SOURCE DOCUMENT —
******************************

Among the more than 12 types of leukemias found in the present investigation, four primary types were described: acute myeloid leukemia (AML), chronic myeloid leukemia (CML), acute lymphocytic leukemia (ALL) and chronic lymphocytic leukemia (CLL)²⁷.

 

Pre- and post-BMT creatinine levels were extracted from electronic charts. Glomerular filtration rate and CKD stage were determined based on the CKD Epidemiology Collaboration equation. Light-chain dosages before and after BMT, chemotherapy treatments, type of BMT performed, any major complications of BMT, and demographic data (age, sex, race, and body mass index), and associated morbidities (subarachnoid hemorrhage, diabetes mellitus, liver disease, and congestive heart failure) were also recorded. AKI was defined in accordance with KDIGO guidelines²⁴ as an increase in serum creatinine levels exceeding 0.3 mg/dL greater than baseline. Among the patients who survived post-hospitalization, the mortality was analyzed within 3 years after BMT.

 

The study was submitted and approved by the Institutional Review Board of “Associação Educacional Nove de Julho” report number CAAE: 79907617.4.0000.5511. Patient demographics are described in absolute and relative frequencies, and for continuous variables as measures of central tendency and dispersion. Outcomes are described as relative frequencies with 95% confidence intervals (CI). The Kaplan-Meier method was used to estimate population survival and the log-rank test to verify group differences.

 

To identify factors that may be associated with outcomes, univariate analyses were completed with AKI occurrence as a dependent variable. Pearson's Chi-square test or Fisher's exact test (when indicated) were used to identify outcome-associated variables. The Mann-Whitney test was used to analyze the distribution of renal function markers by group. The prevalence rates of outcomes at two follow-up time points were compared with the Newman-Keuls test. All statistical analyses were performed in SPSS software version 20.0. Type I error probability of <5% was considered statistically significant.   

RESULTS

Upon the Institutional Review Board (IRB) approval, medical records were collected for 256 patients who were submitted to BMT between January 2009 and October 2014. During this period, there were changes in the laboratories accredited to perform serum creatinine analysis in the hospital. In these cases, access to the results of some patients was restricted or lost. For this reason, the analysis of many patients was limited to the period between 2012 and 2014, when laboratory tests were performed by the same laboratory, and after the application of inclusion and exclusion criteria, 79 data from patients submitted to BMT between January 2012 and October 2014 were analyzed. The flowchart of the cases included in this study is shown in Figure 1.

******************************

RECORDED INFORMATION —
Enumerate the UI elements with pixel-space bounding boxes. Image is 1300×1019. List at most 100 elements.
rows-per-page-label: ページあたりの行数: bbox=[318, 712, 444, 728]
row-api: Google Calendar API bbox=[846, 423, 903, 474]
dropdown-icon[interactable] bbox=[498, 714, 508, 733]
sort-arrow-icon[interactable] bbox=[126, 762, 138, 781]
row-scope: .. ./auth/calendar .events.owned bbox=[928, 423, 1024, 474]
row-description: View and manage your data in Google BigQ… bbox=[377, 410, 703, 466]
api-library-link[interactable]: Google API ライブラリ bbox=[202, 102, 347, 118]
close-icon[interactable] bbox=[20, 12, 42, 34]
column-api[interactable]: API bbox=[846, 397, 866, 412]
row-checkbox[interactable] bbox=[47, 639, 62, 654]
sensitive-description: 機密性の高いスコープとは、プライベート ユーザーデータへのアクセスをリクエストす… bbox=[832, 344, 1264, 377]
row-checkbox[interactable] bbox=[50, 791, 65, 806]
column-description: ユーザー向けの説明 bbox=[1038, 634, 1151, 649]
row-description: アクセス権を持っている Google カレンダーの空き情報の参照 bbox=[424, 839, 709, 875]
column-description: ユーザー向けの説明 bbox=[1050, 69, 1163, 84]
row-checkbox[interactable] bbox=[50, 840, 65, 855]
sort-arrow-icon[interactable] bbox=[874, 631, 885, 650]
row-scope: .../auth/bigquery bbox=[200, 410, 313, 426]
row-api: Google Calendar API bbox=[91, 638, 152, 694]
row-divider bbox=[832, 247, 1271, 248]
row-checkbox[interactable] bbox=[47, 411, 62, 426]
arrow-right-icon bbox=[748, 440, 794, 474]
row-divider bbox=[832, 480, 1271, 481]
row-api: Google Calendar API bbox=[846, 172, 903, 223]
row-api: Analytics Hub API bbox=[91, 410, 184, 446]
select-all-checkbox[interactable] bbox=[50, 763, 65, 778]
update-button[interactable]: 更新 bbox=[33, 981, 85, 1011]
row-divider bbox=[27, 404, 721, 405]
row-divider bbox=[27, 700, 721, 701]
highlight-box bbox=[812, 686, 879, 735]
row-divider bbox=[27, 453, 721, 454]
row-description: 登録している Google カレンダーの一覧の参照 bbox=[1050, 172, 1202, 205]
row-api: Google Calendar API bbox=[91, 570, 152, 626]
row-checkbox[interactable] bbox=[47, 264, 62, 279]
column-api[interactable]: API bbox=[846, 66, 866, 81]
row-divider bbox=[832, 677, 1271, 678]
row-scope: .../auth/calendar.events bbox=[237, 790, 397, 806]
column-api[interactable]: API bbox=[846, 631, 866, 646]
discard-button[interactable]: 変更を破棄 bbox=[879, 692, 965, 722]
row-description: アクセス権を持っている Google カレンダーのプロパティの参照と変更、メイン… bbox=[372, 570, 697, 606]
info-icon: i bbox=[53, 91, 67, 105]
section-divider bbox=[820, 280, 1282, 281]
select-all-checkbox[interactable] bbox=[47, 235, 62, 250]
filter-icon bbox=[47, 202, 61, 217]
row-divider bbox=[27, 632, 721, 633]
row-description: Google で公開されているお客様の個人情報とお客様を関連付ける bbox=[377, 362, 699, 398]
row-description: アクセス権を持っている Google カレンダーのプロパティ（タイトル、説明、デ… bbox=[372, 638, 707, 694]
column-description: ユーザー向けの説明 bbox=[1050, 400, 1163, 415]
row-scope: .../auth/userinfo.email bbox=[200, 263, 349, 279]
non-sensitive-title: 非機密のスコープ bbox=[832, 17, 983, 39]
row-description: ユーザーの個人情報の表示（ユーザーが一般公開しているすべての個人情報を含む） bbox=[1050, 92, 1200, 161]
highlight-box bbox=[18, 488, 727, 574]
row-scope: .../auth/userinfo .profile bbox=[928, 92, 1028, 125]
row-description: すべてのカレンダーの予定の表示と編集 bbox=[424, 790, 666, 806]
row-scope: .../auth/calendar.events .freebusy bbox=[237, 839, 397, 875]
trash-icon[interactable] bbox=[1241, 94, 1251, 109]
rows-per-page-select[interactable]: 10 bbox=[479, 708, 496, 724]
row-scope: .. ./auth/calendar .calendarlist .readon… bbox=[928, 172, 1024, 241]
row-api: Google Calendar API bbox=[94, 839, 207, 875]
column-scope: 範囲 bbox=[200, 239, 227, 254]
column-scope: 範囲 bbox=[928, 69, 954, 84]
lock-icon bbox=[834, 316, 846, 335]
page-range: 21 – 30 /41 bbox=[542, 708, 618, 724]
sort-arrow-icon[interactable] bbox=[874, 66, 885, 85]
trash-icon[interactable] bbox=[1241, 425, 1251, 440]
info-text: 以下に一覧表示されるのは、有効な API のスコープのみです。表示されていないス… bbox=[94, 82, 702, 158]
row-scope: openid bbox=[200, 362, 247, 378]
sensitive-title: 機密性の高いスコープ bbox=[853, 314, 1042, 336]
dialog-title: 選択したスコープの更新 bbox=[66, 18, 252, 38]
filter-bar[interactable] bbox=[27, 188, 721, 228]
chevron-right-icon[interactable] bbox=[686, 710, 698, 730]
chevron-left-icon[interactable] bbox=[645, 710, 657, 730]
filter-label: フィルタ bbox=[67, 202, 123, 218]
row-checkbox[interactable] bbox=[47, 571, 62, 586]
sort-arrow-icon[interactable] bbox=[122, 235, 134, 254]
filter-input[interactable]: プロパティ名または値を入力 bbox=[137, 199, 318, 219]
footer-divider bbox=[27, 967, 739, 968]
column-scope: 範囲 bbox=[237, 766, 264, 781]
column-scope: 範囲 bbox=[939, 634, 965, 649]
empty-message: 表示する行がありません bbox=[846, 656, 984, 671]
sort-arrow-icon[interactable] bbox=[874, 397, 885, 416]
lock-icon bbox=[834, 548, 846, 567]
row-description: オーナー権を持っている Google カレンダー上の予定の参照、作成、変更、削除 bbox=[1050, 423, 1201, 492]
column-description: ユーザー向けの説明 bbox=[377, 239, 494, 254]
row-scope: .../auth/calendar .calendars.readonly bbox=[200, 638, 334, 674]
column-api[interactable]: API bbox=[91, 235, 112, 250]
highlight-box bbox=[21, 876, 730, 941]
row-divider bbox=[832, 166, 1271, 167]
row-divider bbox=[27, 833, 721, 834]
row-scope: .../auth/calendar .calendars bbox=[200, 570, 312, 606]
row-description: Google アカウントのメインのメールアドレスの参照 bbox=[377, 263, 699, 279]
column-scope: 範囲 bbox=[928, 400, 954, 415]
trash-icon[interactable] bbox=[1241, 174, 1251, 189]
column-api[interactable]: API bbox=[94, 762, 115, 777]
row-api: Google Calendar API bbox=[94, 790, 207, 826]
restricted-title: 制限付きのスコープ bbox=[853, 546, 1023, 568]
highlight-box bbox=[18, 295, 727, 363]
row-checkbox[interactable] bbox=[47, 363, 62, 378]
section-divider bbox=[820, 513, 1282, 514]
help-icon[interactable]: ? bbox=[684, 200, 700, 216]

******************************

CHECK YOUR UNDERSTANDING —
• 1. Reproduce everything in the study text from "Pre- and post-BMT" down to "years after BMT.".
• 2. Decide whether each statement agrees with the study text. Answer yes or no, and quote the words of the text that settle it.
(a) AKI was defined as a rise in serum creatinine of more than 0.3 mg/dL over baseline.
(b) All statistical analyses were run in SPSS software version 22.0.
(c) Medical records were collected for 256 patients who underwent BMT between January 2009 and October 2014.
• 3. According to the study text, what method was used to estimate population survival?

SET OF ANSWERS —
• 1.
Pre- and post-BMT creatinine levels were extracted from electronic charts. Glomerular filtration rate and CKD stage were determined based on the CKD Epidemiology Collaboration equation. Light-chain dosages before and after BMT, chemotherapy treatments, type of BMT performed, any major complications of BMT, and demographic data (age, sex, race, and body mass index), and associated morbidities (subarachnoid hemorrhage, diabetes mellitus, liver disease, and congestive heart failure) were also recorded. AKI was defined in accordance with KDIGO guidelines²⁴ as an increase in serum creatinine levels exceeding 0.3 mg/dL greater than baseline. Among the patients who survived post-hospitalization, the mortality was analyzed within 3 years after BMT.

• 2.
(a) Yes: "an increase in serum creatinine levels exceeding 0.3 mg/dL greater than baseline"
(b) No: "All statistical analyses were performed in SPSS software version 20.0."
(c) Yes: "medical records were collected for 256 patients who were submitted to BMT between January 2009 and October 2014"

• 3. The Kaplan-Meier method.